━━━ Data provided
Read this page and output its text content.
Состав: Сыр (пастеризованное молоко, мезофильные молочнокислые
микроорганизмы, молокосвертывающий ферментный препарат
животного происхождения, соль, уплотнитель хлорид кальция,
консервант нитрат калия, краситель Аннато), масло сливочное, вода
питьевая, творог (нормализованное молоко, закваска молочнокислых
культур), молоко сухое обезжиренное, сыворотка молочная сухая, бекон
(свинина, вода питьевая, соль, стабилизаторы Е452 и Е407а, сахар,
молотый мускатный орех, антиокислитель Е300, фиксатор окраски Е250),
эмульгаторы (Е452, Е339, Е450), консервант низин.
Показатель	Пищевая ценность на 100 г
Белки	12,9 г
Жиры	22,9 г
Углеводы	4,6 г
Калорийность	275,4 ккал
━━━━━━
§ **The request**: Select the lines from the entries that include the word "питьевая".

§ **Exercise solution**:
питьевая, творог (нормализованное молоко, закваска молочнокислых
(свинина, вода питьевая, соль, стабилизаторы Е452 и Е407а, сахар,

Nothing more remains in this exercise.